> **TASK GOAL**: Please pull out every line that includes the string "ylabel".

(Recorded data)

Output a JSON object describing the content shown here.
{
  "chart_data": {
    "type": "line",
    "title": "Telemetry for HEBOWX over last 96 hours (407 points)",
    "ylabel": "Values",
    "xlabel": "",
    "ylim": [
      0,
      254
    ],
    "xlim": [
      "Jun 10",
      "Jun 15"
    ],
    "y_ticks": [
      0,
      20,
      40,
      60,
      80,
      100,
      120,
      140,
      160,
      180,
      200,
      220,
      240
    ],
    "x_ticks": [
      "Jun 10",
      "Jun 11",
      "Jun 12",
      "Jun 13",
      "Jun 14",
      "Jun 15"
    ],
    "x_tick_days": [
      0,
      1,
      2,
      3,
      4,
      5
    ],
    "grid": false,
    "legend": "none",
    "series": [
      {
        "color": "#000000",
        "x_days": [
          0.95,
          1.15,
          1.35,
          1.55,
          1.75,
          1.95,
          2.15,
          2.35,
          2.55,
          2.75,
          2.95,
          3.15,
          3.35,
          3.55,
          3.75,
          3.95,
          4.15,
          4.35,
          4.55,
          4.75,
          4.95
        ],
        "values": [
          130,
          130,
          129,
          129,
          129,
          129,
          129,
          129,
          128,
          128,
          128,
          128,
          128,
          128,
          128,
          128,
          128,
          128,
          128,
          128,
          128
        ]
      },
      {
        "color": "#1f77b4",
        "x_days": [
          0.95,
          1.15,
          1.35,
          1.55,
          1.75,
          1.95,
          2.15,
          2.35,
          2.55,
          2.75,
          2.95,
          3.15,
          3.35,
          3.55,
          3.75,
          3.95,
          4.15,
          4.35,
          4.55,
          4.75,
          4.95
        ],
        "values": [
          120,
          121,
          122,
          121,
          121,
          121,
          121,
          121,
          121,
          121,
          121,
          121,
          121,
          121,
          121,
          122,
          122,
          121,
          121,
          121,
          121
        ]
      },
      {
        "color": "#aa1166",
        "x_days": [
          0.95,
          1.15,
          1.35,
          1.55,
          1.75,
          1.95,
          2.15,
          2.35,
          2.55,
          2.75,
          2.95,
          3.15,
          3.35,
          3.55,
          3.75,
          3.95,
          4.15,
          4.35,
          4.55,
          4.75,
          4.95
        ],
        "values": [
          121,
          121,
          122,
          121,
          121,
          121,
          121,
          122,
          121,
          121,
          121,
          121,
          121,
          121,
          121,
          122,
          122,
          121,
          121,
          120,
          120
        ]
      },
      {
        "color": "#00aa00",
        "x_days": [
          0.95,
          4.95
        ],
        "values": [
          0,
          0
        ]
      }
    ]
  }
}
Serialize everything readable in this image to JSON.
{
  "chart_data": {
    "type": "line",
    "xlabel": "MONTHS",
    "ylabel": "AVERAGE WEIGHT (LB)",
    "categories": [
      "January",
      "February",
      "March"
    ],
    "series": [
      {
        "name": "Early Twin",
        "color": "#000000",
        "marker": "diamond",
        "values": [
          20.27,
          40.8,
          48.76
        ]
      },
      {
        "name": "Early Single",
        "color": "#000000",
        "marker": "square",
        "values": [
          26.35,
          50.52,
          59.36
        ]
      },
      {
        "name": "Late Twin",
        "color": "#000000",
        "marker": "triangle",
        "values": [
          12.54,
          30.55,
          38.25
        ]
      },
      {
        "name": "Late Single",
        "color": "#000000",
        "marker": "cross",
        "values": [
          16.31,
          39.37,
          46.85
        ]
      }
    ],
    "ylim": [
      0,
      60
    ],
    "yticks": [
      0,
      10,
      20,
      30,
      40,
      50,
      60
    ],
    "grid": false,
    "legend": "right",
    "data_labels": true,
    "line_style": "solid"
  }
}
--
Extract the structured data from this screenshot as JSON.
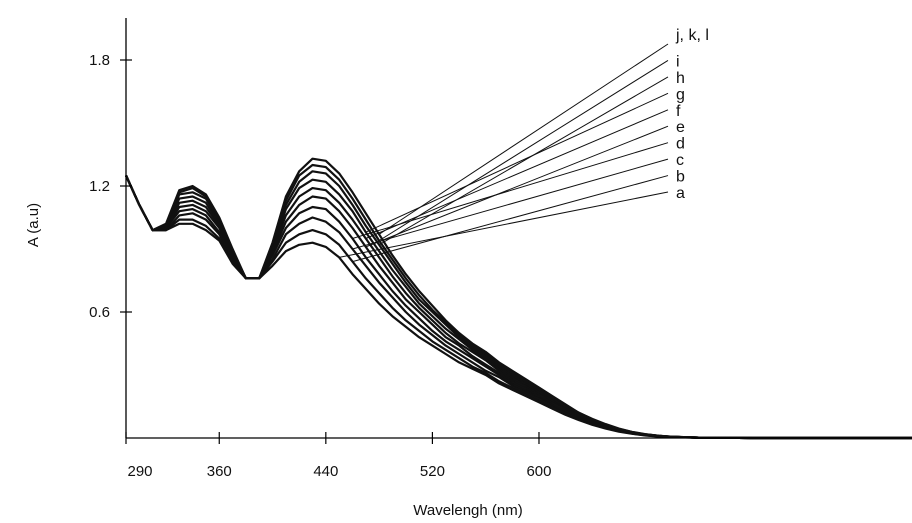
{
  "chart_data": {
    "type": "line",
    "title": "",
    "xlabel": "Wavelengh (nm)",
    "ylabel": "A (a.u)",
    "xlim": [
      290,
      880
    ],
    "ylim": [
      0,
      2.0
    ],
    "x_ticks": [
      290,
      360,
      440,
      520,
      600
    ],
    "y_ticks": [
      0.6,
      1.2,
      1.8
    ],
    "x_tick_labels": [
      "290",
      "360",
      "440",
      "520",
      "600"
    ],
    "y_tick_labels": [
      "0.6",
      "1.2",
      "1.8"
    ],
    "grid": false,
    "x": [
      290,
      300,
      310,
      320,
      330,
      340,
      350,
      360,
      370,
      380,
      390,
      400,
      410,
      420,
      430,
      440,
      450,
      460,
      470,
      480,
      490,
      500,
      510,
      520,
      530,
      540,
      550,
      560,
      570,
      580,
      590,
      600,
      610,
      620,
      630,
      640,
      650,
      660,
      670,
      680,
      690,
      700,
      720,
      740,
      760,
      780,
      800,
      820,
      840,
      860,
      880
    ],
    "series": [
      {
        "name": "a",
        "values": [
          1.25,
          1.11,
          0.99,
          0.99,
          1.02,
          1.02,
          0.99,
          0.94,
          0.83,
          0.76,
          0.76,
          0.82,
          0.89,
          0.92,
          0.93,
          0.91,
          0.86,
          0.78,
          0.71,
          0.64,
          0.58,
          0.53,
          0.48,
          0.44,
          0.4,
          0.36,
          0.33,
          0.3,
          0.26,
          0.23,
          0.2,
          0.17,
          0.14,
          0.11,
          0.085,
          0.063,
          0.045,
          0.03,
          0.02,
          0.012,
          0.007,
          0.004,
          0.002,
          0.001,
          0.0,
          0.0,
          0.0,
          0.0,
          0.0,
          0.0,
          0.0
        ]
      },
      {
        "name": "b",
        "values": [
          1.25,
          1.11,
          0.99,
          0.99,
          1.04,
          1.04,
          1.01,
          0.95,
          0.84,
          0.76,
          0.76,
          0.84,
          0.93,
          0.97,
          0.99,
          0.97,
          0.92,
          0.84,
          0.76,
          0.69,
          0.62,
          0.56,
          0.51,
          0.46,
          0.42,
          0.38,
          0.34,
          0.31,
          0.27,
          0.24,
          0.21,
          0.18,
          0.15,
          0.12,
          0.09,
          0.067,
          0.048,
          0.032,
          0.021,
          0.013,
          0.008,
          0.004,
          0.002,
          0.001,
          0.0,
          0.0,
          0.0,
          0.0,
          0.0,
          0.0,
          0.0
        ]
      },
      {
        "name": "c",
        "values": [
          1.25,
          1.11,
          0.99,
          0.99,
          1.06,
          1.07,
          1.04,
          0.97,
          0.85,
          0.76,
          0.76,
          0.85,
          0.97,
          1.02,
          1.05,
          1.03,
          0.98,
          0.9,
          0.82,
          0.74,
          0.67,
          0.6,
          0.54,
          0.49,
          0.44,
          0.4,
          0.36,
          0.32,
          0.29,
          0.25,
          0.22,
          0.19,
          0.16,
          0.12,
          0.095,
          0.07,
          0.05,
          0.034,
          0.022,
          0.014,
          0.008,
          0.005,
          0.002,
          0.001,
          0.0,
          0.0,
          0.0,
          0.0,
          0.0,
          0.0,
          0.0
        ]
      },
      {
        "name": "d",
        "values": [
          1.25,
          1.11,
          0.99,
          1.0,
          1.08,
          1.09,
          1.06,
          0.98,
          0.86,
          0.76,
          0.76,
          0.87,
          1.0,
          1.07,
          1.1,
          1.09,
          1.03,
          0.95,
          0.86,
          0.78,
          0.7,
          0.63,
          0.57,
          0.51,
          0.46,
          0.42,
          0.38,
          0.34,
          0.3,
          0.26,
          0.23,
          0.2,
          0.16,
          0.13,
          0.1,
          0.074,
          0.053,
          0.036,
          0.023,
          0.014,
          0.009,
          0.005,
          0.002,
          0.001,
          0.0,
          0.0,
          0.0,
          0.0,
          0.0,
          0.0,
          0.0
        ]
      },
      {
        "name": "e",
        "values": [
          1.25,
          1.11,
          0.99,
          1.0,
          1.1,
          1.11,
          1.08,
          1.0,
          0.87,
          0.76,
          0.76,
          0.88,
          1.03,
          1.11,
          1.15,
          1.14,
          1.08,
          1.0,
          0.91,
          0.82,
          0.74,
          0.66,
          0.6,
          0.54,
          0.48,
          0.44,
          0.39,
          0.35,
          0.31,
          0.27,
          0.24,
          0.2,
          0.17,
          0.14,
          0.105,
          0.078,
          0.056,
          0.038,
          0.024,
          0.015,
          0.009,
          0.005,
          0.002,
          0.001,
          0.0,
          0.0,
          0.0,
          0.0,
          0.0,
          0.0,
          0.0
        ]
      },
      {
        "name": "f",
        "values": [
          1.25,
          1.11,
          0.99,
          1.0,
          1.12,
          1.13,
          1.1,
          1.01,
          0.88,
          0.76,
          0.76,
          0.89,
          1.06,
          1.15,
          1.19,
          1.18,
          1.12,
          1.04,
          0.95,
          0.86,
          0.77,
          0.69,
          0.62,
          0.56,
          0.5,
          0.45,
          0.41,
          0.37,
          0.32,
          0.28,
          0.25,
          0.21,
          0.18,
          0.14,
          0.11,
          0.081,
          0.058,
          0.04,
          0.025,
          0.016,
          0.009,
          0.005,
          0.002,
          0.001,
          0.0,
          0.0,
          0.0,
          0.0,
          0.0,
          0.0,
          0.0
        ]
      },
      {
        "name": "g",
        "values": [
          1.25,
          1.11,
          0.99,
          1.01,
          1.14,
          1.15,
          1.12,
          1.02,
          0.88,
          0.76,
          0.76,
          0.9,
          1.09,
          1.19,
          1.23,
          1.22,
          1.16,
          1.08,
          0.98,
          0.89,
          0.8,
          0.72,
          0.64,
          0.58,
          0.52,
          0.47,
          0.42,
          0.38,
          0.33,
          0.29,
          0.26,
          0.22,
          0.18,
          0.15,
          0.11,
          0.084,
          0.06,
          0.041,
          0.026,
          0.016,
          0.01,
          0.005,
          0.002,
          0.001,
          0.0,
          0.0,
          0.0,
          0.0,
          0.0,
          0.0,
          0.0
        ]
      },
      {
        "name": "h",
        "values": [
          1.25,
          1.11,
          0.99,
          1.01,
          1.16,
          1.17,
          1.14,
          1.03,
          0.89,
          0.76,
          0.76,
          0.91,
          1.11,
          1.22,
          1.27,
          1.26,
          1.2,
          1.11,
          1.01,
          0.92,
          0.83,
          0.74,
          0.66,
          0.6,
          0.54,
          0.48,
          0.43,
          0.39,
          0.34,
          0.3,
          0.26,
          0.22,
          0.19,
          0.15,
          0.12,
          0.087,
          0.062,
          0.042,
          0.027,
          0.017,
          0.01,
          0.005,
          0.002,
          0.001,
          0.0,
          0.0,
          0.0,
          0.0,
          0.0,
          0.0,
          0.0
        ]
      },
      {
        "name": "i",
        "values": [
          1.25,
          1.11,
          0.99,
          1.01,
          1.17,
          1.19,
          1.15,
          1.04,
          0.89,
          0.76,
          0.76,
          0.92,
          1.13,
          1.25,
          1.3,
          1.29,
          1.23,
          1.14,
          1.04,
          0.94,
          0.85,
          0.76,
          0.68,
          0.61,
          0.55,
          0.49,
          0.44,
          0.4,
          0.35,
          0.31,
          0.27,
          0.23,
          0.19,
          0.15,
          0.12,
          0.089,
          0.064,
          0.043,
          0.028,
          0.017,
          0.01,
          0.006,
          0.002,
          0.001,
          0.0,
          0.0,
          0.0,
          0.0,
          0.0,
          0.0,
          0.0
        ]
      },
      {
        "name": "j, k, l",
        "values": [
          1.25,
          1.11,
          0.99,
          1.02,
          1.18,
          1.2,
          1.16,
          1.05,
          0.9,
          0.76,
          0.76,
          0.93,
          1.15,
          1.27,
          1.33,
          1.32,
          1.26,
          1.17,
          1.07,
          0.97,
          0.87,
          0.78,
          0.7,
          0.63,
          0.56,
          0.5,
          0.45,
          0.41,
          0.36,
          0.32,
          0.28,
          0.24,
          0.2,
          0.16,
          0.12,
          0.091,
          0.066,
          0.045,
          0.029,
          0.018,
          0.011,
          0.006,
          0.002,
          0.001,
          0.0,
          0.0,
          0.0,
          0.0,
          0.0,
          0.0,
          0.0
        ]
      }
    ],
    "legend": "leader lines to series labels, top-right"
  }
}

> **ANSWER TO THIS EXERCISE**:
    "ylabel": "Values",
    "ylabel": "AVERAGE WEIGHT (LB)",
    "ylabel": "A (a.u)",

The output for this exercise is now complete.